» Objective: Your task is to output the entries below word for word.

» Records from a collection of figures:
+===+
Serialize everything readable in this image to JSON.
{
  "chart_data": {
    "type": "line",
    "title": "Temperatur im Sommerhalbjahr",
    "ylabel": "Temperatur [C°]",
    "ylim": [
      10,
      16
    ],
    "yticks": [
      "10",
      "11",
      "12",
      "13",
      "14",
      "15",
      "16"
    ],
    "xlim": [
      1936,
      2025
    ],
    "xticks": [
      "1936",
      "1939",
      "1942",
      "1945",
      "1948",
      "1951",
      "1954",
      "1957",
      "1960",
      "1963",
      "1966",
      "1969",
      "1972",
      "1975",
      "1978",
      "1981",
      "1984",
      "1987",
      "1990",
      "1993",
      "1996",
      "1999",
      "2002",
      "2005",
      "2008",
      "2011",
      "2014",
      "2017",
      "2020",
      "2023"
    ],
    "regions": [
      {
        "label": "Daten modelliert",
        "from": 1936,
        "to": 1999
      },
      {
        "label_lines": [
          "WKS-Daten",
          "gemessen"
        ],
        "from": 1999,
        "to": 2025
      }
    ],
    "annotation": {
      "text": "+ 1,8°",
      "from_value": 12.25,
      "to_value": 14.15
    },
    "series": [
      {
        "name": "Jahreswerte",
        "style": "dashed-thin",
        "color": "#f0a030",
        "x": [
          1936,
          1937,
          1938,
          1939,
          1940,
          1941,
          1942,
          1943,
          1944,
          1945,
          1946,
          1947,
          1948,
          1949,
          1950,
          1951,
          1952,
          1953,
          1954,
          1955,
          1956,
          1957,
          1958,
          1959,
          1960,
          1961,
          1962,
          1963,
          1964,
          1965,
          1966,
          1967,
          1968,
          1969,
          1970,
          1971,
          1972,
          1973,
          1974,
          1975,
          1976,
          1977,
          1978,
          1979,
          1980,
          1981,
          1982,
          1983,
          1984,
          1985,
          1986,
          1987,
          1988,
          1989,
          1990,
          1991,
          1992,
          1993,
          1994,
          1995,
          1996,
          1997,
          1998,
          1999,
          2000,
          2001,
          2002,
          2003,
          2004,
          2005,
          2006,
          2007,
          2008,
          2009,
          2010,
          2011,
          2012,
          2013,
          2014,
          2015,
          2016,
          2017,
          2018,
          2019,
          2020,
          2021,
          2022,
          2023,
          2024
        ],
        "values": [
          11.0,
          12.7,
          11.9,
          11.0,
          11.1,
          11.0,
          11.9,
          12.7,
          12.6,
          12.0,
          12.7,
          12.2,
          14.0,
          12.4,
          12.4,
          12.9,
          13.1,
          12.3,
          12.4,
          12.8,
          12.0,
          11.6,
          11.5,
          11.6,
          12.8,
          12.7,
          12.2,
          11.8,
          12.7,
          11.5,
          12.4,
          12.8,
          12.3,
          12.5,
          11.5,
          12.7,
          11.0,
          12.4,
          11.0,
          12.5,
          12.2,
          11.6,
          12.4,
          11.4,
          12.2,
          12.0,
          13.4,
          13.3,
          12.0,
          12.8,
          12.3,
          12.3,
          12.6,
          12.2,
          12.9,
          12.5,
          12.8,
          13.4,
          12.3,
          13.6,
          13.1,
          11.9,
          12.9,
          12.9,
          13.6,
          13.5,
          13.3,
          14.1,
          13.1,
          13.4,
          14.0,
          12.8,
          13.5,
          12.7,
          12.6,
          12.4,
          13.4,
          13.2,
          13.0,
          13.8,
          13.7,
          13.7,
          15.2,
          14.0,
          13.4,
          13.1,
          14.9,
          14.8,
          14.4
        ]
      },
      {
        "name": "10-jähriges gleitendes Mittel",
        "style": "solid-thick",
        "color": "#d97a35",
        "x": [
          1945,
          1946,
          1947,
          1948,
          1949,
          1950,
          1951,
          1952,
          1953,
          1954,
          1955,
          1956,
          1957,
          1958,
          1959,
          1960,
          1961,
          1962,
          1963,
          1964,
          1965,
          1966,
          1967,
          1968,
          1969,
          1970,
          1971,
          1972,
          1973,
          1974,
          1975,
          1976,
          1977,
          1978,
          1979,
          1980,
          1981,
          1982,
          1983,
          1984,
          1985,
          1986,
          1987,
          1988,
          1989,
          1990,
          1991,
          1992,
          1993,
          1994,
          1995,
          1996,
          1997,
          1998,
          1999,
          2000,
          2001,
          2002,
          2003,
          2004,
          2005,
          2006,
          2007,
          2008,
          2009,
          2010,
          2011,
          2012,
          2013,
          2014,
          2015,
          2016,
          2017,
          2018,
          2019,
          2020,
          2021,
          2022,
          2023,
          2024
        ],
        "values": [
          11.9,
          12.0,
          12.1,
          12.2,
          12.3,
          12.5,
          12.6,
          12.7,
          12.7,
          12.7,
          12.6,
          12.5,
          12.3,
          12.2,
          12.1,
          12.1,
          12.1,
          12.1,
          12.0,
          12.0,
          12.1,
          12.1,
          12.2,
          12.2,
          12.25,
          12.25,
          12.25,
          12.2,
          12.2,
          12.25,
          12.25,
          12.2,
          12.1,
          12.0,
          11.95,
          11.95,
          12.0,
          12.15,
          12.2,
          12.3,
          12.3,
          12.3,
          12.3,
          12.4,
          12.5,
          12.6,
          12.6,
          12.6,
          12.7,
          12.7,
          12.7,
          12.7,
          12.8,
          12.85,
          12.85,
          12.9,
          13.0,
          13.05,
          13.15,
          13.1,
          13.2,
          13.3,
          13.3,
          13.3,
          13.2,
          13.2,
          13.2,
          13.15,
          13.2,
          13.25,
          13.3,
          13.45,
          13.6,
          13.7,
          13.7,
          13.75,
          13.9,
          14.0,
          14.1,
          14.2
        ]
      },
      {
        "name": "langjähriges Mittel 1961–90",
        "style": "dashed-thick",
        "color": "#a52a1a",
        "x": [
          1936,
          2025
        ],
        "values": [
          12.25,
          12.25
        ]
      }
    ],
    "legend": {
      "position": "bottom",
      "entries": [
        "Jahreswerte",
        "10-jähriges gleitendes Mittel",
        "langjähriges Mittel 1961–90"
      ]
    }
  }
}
+===+
» Output of the exercise:
Serialize everything readable in this image to JSON.
{
  "chart_data": {
    "type": "line",
    "title": "Temperatur im Sommerhalbjahr",
    "ylabel": "Temperatur [C°]",
    "ylim": [
      10,
      16
    ],
    "yticks": [
      "10",
      "11",
      "12",
      "13",
      "14",
      "15",
      "16"
    ],
    "xlim": [
      1936,
      2025
    ],
    "xticks": [
      "1936",
      "1939",
      "1942",
      "1945",
      "1948",
      "1951",
      "1954",
      "1957",
      "1960",
      "1963",
      "1966",
      "1969",
      "1972",
      "1975",
      "1978",
      "1981",
      "1984",
      "1987",
      "1990",
      "1993",
      "1996",
      "1999",
      "2002",
      "2005",
      "2008",
      "2011",
      "2014",
      "2017",
      "2020",
      "2023"
    ],
    "regions": [
      {
        "label": "Daten modelliert",
        "from": 1936,
        "to": 1999
      },
      {
        "label_lines": [
          "WKS-Daten",
          "gemessen"
        ],
        "from": 1999,
        "to": 2025
      }
    ],
    "annotation": {
      "text": "+ 1,8°",
      "from_value": 12.25,
      "to_value": 14.15
    },
    "series": [
      {
        "name": "Jahreswerte",
        "style": "dashed-thin",
        "color": "#f0a030",
        "x": [
          1936,
          1937,
          1938,
          1939,
          1940,
          1941,
          1942,
          1943,
          1944,
          1945,
          1946,
          1947,
          1948,
          1949,
          1950,
          1951,
          1952,
          1953,
          1954,
          1955,
          1956,
          1957,
          1958,
          1959,
          1960,
          1961,
          1962,
          1963,
          1964,
          1965,
          1966,
          1967,
          1968,
          1969,
          1970,
          1971,
          1972,
          1973,
          1974,
          1975,
          1976,
          1977,
          1978,
          1979,
          1980,
          1981,
          1982,
          1983,
          1984,
          1985,
          1986,
          1987,
          1988,
          1989,
          1990,
          1991,
          1992,
          1993,
          1994,
          1995,
          1996,
          1997,
          1998,
          1999,
          2000,
          2001,
          2002,
          2003,
          2004,
          2005,
          2006,
          2007,
          2008,
          2009,
          2010,
          2011,
          2012,
          2013,
          2014,
          2015,
          2016,
          2017,
          2018,
          2019,
          2020,
          2021,
          2022,
          2023,
          2024
        ],
        "values": [
          11.0,
          12.7,
          11.9,
          11.0,
          11.1,
          11.0,
          11.9,
          12.7,
          12.6,
          12.0,
          12.7,
          12.2,
          14.0,
          12.4,
          12.4,
          12.9,
          13.1,
          12.3,
          12.4,
          12.8,
          12.0,
          11.6,
          11.5,
          11.6,
          12.8,
          12.7,
          12.2,
          11.8,
          12.7,
          11.5,
          12.4,
          12.8,
          12.3,
          12.5,
          11.5,
          12.7,
          11.0,
          12.4,
          11.0,
          12.5,
          12.2,
          11.6,
          12.4,
          11.4,
          12.2,
          12.0,
          13.4,
          13.3,
          12.0,
          12.8,
          12.3,
          12.3,
          12.6,
          12.2,
          12.9,
          12.5,
          12.8,
          13.4,
          12.3,
          13.6,
          13.1,
          11.9,
          12.9,
          12.9,
          13.6,
          13.5,
          13.3,
          14.1,
          13.1,
          13.4,
          14.0,
          12.8,
          13.5,
          12.7,
          12.6,
          12.4,
          13.4,
          13.2,
          13.0,
          13.8,
          13.7,
          13.7,
          15.2,
          14.0,
          13.4,
          13.1,
          14.9,
          14.8,
          14.4
        ]
      },
      {
        "name": "10-jähriges gleitendes Mittel",
        "style": "solid-thick",
        "color": "#d97a35",
        "x": [
          1945,
          1946,
          1947,
          1948,
          1949,
          1950,
          1951,
          1952,
          1953,
          1954,
          1955,
          1956,
          1957,
          1958,
          1959,
          1960,
          1961,
          1962,
          1963,
          1964,
          1965,
          1966,
          1967,
          1968,
          1969,
          1970,
          1971,
          1972,
          1973,
          1974,
          1975,
          1976,
          1977,
          1978,
          1979,
          1980,
          1981,
          1982,
          1983,
          1984,
          1985,
          1986,
          1987,
          1988,
          1989,
          1990,
          1991,
          1992,
          1993,
          1994,
          1995,
          1996,
          1997,
          1998,
          1999,
          2000,
          2001,
          2002,
          2003,
          2004,
          2005,
          2006,
          2007,
          2008,
          2009,
          2010,
          2011,
          2012,
          2013,
          2014,
          2015,
          2016,
          2017,
          2018,
          2019,
          2020,
          2021,
          2022,
          2023,
          2024
        ],
        "values": [
          11.9,
          12.0,
          12.1,
          12.2,
          12.3,
          12.5,
          12.6,
          12.7,
          12.7,
          12.7,
          12.6,
          12.5,
          12.3,
          12.2,
          12.1,
          12.1,
          12.1,
          12.1,
          12.0,
          12.0,
          12.1,
          12.1,
          12.2,
          12.2,
          12.25,
          12.25,
          12.25,
          12.2,
          12.2,
          12.25,
          12.25,
          12.2,
          12.1,
          12.0,
          11.95,
          11.95,
          12.0,
          12.15,
          12.2,
          12.3,
          12.3,
          12.3,
          12.3,
          12.4,
          12.5,
          12.6,
          12.6,
          12.6,
          12.7,
          12.7,
          12.7,
          12.7,
          12.8,
          12.85,
          12.85,
          12.9,
          13.0,
          13.05,
          13.15,
          13.1,
          13.2,
          13.3,
          13.3,
          13.3,
          13.2,
          13.2,
          13.2,
          13.15,
          13.2,
          13.25,
          13.3,
          13.45,
          13.6,
          13.7,
          13.7,
          13.75,
          13.9,
          14.0,
          14.1,
          14.2
        ]
      },
      {
        "name": "langjähriges Mittel 1961–90",
        "style": "dashed-thick",
        "color": "#a52a1a",
        "x": [
          1936,
          2025
        ],
        "values": [
          12.25,
          12.25
        ]
      }
    ],
    "legend": {
      "position": "bottom",
      "entries": [
        "Jahreswerte",
        "10-jähriges gleitendes Mittel",
        "langjähriges Mittel 1961–90"
      ]
    }
  }
}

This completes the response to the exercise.